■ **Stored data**
────────────────
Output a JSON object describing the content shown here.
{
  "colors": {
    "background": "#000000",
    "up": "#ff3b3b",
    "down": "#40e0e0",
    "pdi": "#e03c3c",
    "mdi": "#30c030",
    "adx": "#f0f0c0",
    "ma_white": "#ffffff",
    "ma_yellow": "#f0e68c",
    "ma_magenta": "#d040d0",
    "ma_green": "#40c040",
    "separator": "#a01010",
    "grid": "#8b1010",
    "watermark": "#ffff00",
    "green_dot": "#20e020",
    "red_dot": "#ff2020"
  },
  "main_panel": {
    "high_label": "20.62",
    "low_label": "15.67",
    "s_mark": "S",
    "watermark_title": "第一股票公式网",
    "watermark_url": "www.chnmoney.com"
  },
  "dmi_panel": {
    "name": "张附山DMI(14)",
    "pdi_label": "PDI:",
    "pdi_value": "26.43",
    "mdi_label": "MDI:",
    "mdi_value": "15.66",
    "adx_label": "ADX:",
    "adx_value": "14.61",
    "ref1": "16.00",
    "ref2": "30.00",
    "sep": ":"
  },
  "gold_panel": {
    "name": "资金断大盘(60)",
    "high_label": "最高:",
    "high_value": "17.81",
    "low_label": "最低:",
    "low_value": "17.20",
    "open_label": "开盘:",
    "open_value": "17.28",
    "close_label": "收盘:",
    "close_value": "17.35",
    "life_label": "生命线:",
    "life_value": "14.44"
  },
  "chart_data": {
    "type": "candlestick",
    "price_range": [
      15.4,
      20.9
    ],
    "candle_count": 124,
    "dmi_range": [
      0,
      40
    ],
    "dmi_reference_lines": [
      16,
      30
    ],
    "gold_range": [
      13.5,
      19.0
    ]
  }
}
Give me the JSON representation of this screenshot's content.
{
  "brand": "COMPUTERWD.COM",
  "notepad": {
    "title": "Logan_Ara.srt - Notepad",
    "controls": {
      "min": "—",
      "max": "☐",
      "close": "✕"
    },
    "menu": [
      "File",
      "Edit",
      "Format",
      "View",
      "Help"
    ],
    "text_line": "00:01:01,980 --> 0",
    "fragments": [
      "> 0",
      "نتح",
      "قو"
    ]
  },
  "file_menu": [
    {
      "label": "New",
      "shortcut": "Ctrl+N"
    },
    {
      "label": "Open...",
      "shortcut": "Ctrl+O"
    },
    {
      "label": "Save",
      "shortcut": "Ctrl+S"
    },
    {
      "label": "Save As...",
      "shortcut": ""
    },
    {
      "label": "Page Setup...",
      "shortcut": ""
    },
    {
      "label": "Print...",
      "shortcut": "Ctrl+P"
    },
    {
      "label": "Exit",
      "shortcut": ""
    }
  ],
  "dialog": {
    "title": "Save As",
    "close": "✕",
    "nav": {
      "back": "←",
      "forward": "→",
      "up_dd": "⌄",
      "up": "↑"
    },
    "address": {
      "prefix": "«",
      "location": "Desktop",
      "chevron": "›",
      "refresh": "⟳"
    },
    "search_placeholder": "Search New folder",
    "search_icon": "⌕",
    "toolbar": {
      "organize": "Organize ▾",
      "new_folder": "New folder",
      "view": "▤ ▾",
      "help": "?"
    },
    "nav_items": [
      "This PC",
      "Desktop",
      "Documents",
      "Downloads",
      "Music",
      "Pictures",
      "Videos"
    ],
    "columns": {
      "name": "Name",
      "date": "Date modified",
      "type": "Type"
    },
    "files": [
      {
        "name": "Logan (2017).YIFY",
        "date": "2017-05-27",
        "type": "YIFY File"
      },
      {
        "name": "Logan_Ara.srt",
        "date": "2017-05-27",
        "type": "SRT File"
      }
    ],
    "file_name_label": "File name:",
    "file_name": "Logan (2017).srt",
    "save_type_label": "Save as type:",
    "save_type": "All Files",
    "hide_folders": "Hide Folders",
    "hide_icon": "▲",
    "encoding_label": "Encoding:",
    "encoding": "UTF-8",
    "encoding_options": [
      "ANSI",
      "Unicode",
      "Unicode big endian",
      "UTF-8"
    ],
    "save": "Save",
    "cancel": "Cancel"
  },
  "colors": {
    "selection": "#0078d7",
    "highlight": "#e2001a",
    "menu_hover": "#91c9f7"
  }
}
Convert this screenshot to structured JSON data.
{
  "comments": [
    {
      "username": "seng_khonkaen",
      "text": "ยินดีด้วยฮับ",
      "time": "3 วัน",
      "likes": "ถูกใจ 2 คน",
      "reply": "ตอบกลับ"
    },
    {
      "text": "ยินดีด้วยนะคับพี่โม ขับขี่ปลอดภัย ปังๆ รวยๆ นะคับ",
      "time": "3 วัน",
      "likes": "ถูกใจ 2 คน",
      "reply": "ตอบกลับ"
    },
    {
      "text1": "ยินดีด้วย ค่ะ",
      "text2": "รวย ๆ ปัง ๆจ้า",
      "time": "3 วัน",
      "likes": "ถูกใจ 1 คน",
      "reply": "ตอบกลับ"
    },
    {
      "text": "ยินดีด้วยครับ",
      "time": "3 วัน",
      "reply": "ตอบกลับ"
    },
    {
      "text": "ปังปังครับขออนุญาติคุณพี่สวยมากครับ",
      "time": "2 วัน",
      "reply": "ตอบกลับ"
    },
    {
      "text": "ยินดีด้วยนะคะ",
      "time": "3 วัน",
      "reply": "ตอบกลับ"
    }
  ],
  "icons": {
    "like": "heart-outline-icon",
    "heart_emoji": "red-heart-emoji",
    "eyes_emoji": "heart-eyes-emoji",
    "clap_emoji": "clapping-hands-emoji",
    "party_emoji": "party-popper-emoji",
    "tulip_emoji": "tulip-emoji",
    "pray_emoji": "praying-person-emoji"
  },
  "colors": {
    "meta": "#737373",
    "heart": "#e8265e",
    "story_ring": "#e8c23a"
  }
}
────────────────
■ **WHAT TO WORK ON**
All of the entries above should be written out again exactly.

■ **ANSWER TO THIS TASK**
Output a JSON object describing the content shown here.
{
  "colors": {
    "background": "#000000",
    "up": "#ff3b3b",
    "down": "#40e0e0",
    "pdi": "#e03c3c",
    "mdi": "#30c030",
    "adx": "#f0f0c0",
    "ma_white": "#ffffff",
    "ma_yellow": "#f0e68c",
    "ma_magenta": "#d040d0",
    "ma_green": "#40c040",
    "separator": "#a01010",
    "grid": "#8b1010",
    "watermark": "#ffff00",
    "green_dot": "#20e020",
    "red_dot": "#ff2020"
  },
  "main_panel": {
    "high_label": "20.62",
    "low_label": "15.67",
    "s_mark": "S",
    "watermark_title": "第一股票公式网",
    "watermark_url": "www.chnmoney.com"
  },
  "dmi_panel": {
    "name": "张附山DMI(14)",
    "pdi_label": "PDI:",
    "pdi_value": "26.43",
    "mdi_label": "MDI:",
    "mdi_value": "15.66",
    "adx_label": "ADX:",
    "adx_value": "14.61",
    "ref1": "16.00",
    "ref2": "30.00",
    "sep": ":"
  },
  "gold_panel": {
    "name": "资金断大盘(60)",
    "high_label": "最高:",
    "high_value": "17.81",
    "low_label": "最低:",
    "low_value": "17.20",
    "open_label": "开盘:",
    "open_value": "17.28",
    "close_label": "收盘:",
    "close_value": "17.35",
    "life_label": "生命线:",
    "life_value": "14.44"
  },
  "chart_data": {
    "type": "candlestick",
    "price_range": [
      15.4,
      20.9
    ],
    "candle_count": 124,
    "dmi_range": [
      0,
      40
    ],
    "dmi_reference_lines": [
      16,
      30
    ],
    "gold_range": [
      13.5,
      19.0
    ]
  }
}
Give me the JSON representation of this screenshot's content.
{
  "brand": "COMPUTERWD.COM",
  "notepad": {
    "title": "Logan_Ara.srt - Notepad",
    "controls": {
      "min": "—",
      "max": "☐",
      "close": "✕"
    },
    "menu": [
      "File",
      "Edit",
      "Format",
      "View",
      "Help"
    ],
    "text_line": "00:01:01,980 --> 0",
    "fragments": [
      "> 0",
      "نتح",
      "قو"
    ]
  },
  "file_menu": [
    {
      "label": "New",
      "shortcut": "Ctrl+N"
    },
    {
      "label": "Open...",
      "shortcut": "Ctrl+O"
    },
    {
      "label": "Save",
      "shortcut": "Ctrl+S"
    },
    {
      "label": "Save As...",
      "shortcut": ""
    },
    {
      "label": "Page Setup...",
      "shortcut": ""
    },
    {
      "label": "Print...",
      "shortcut": "Ctrl+P"
    },
    {
      "label": "Exit",
      "shortcut": ""
    }
  ],
  "dialog": {
    "title": "Save As",
    "close": "✕",
    "nav": {
      "back": "←",
      "forward": "→",
      "up_dd": "⌄",
      "up": "↑"
    },
    "address": {
      "prefix": "«",
      "location": "Desktop",
      "chevron": "›",
      "refresh": "⟳"
    },
    "search_placeholder": "Search New folder",
    "search_icon": "⌕",
    "toolbar": {
      "organize": "Organize ▾",
      "new_folder": "New folder",
      "view": "▤ ▾",
      "help": "?"
    },
    "nav_items": [
      "This PC",
      "Desktop",
      "Documents",
      "Downloads",
      "Music",
      "Pictures",
      "Videos"
    ],
    "columns": {
      "name": "Name",
      "date": "Date modified",
      "type": "Type"
    },
    "files": [
      {
        "name": "Logan (2017).YIFY",
        "date": "2017-05-27",
        "type": "YIFY File"
      },
      {
        "name": "Logan_Ara.srt",
        "date": "2017-05-27",
        "type": "SRT File"
      }
    ],
    "file_name_label": "File name:",
    "file_name": "Logan (2017).srt",
    "save_type_label": "Save as type:",
    "save_type": "All Files",
    "hide_folders": "Hide Folders",
    "hide_icon": "▲",
    "encoding_label": "Encoding:",
    "encoding": "UTF-8",
    "encoding_options": [
      "ANSI",
      "Unicode",
      "Unicode big endian",
      "UTF-8"
    ],
    "save": "Save",
    "cancel": "Cancel"
  },
  "colors": {
    "selection": "#0078d7",
    "highlight": "#e2001a",
    "menu_hover": "#91c9f7"
  }
}
Convert this screenshot to structured JSON data.
{
  "comments": [
    {
      "username": "seng_khonkaen",
      "text": "ยินดีด้วยฮับ",
      "time": "3 วัน",
      "likes": "ถูกใจ 2 คน",
      "reply": "ตอบกลับ"
    },
    {
      "text": "ยินดีด้วยนะคับพี่โม ขับขี่ปลอดภัย ปังๆ รวยๆ นะคับ",
      "time": "3 วัน",
      "likes": "ถูกใจ 2 คน",
      "reply": "ตอบกลับ"
    },
    {
      "text1": "ยินดีด้วย ค่ะ",
      "text2": "รวย ๆ ปัง ๆจ้า",
      "time": "3 วัน",
      "likes": "ถูกใจ 1 คน",
      "reply": "ตอบกลับ"
    },
    {
      "text": "ยินดีด้วยครับ",
      "time": "3 วัน",
      "reply": "ตอบกลับ"
    },
    {
      "text": "ปังปังครับขออนุญาติคุณพี่สวยมากครับ",
      "time": "2 วัน",
      "reply": "ตอบกลับ"
    },
    {
      "text": "ยินดีด้วยนะคะ",
      "time": "3 วัน",
      "reply": "ตอบกลับ"
    }
  ],
  "icons": {
    "like": "heart-outline-icon",
    "heart_emoji": "red-heart-emoji",
    "eyes_emoji": "heart-eyes-emoji",
    "clap_emoji": "clapping-hands-emoji",
    "party_emoji": "party-popper-emoji",
    "tulip_emoji": "tulip-emoji",
    "pray_emoji": "praying-person-emoji"
  },
  "colors": {
    "meta": "#737373",
    "heart": "#e8265e",
    "story_ring": "#e8c23a"
  }
}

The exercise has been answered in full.